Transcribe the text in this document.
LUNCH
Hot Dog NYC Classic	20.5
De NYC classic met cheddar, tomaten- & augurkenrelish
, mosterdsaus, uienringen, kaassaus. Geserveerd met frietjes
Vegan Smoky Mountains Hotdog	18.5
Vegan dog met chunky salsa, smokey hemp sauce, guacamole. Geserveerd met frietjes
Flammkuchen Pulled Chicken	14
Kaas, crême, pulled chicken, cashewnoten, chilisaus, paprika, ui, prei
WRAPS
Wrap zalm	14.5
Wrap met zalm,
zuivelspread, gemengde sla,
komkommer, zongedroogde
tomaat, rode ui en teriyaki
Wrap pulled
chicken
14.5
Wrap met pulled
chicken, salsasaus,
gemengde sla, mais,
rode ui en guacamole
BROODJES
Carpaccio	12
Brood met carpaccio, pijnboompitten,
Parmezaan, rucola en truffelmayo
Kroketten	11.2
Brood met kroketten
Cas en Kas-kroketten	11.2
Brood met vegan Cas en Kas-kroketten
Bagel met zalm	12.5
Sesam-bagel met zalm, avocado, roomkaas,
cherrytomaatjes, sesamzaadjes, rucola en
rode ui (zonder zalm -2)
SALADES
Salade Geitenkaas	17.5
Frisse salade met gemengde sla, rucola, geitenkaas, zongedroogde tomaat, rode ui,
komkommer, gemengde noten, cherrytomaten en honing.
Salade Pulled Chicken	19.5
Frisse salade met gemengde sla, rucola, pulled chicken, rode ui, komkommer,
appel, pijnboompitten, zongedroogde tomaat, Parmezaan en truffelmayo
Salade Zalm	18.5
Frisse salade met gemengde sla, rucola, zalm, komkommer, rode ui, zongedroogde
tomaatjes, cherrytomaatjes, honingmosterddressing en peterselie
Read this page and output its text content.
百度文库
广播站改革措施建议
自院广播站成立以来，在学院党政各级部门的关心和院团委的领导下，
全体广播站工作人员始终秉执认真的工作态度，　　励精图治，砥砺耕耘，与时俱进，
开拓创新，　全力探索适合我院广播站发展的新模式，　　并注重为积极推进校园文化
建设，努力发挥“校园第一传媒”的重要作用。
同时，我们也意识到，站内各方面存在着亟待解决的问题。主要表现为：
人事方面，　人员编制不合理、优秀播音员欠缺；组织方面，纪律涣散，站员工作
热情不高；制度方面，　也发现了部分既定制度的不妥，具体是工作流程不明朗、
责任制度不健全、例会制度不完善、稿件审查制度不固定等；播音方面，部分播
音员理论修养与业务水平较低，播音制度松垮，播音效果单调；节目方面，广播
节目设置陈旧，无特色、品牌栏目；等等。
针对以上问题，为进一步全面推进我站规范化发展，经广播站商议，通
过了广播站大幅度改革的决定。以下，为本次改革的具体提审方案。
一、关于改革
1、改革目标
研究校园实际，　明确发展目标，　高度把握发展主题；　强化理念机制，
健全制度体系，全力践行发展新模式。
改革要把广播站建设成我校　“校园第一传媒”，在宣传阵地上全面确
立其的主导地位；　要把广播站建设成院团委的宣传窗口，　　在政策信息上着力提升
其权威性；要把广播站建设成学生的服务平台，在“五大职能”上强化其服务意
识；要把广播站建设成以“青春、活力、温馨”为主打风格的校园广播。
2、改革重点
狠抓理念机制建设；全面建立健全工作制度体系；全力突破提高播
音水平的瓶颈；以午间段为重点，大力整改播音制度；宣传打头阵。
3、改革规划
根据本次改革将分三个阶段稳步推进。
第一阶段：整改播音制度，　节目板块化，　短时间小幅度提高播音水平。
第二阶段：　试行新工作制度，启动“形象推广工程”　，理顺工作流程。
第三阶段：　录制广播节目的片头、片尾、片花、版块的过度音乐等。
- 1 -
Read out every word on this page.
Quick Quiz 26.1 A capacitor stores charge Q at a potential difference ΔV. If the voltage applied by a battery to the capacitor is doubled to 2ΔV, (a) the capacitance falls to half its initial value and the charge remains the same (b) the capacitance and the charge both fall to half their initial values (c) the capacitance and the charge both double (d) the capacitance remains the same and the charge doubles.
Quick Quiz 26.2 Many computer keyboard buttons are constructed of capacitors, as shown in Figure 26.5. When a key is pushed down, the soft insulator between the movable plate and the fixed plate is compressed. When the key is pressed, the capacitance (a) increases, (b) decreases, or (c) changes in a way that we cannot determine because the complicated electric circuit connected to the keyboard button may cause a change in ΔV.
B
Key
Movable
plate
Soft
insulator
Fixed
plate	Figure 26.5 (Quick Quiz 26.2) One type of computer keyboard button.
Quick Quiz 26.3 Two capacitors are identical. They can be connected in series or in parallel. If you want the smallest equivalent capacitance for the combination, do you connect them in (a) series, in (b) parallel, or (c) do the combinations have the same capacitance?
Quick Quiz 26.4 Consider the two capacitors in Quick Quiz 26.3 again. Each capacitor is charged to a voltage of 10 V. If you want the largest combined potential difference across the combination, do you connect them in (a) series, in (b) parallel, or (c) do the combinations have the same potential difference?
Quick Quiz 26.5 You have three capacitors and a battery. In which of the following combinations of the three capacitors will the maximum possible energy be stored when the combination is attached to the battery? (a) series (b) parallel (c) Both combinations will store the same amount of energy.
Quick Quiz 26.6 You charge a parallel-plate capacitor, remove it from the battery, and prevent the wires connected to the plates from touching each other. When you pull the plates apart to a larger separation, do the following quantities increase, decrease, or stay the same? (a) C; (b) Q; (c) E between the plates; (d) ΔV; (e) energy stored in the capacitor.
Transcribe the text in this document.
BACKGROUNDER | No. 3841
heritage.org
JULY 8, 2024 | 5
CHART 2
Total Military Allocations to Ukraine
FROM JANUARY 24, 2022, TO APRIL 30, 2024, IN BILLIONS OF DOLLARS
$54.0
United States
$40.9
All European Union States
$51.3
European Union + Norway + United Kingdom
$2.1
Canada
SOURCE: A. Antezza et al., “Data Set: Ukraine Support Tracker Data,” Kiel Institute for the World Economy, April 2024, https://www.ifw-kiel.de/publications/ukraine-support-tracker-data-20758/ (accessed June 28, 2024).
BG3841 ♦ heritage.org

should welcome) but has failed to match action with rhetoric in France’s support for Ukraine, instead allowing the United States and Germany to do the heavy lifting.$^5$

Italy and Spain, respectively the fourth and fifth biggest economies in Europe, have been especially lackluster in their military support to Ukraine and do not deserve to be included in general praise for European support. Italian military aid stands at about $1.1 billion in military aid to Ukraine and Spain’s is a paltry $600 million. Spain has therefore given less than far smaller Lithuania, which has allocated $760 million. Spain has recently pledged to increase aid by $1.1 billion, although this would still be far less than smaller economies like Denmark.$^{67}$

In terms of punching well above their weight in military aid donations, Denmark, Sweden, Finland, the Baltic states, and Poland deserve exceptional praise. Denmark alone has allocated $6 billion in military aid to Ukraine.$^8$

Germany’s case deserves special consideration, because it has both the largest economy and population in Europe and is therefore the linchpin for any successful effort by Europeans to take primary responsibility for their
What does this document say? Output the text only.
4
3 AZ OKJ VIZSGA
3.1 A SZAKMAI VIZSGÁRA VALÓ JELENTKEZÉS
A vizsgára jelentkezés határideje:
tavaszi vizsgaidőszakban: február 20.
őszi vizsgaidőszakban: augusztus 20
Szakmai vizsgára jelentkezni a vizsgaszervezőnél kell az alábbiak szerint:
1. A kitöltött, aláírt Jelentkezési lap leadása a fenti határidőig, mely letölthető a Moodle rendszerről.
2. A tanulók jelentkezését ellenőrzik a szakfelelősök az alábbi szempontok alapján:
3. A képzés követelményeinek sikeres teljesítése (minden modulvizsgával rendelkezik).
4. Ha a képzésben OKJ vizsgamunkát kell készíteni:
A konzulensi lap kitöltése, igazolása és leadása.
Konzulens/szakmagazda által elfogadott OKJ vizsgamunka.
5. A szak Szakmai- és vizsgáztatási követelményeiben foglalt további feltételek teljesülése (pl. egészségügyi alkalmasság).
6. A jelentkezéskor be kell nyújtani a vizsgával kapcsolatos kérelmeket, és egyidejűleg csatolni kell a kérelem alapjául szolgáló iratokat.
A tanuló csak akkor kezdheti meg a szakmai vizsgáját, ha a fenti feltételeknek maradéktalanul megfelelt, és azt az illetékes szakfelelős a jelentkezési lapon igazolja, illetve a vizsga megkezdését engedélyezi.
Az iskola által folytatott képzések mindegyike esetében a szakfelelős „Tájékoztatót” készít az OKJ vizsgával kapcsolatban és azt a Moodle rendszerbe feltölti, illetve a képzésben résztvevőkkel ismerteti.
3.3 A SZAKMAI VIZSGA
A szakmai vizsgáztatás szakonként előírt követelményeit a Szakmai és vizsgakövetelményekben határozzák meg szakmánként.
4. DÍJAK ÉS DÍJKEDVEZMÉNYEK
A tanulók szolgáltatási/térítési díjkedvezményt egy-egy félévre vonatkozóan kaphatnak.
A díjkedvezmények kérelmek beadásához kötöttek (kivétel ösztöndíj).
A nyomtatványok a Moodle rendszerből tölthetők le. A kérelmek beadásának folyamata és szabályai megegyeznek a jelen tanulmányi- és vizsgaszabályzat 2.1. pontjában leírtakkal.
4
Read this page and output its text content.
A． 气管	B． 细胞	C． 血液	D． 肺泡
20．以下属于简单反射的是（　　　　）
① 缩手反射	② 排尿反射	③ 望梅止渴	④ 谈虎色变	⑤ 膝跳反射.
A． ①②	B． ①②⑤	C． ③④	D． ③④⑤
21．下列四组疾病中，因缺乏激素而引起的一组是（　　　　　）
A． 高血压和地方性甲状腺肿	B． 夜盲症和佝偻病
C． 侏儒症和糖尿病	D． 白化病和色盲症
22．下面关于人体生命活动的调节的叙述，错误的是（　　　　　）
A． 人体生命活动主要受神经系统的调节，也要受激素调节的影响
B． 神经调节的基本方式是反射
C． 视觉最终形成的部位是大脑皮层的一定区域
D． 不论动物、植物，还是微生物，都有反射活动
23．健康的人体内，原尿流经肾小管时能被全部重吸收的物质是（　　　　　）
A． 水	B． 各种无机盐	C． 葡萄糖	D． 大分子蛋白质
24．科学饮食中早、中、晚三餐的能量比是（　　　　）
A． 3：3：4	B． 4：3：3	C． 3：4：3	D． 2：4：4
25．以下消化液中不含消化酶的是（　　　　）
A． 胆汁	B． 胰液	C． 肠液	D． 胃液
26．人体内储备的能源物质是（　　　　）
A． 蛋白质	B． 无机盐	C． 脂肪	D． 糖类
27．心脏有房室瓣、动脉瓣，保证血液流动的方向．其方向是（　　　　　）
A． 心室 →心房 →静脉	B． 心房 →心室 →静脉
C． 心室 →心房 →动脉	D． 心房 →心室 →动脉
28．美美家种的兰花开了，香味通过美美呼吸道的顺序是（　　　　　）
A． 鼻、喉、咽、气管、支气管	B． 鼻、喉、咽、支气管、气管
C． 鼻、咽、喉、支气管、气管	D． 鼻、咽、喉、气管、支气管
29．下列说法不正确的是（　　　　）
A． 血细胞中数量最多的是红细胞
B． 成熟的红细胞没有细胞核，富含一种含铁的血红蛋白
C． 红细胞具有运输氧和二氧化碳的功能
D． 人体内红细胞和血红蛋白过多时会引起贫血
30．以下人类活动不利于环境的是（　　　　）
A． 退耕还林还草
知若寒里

++++++

The task:
Which lines include the word "pijnboompitten"? List them all.

The output:
Brood met carpaccio, pijnboompitten,
appel, pijnboompitten, zongedroogde tomaat, Parmezaan en truffelmayo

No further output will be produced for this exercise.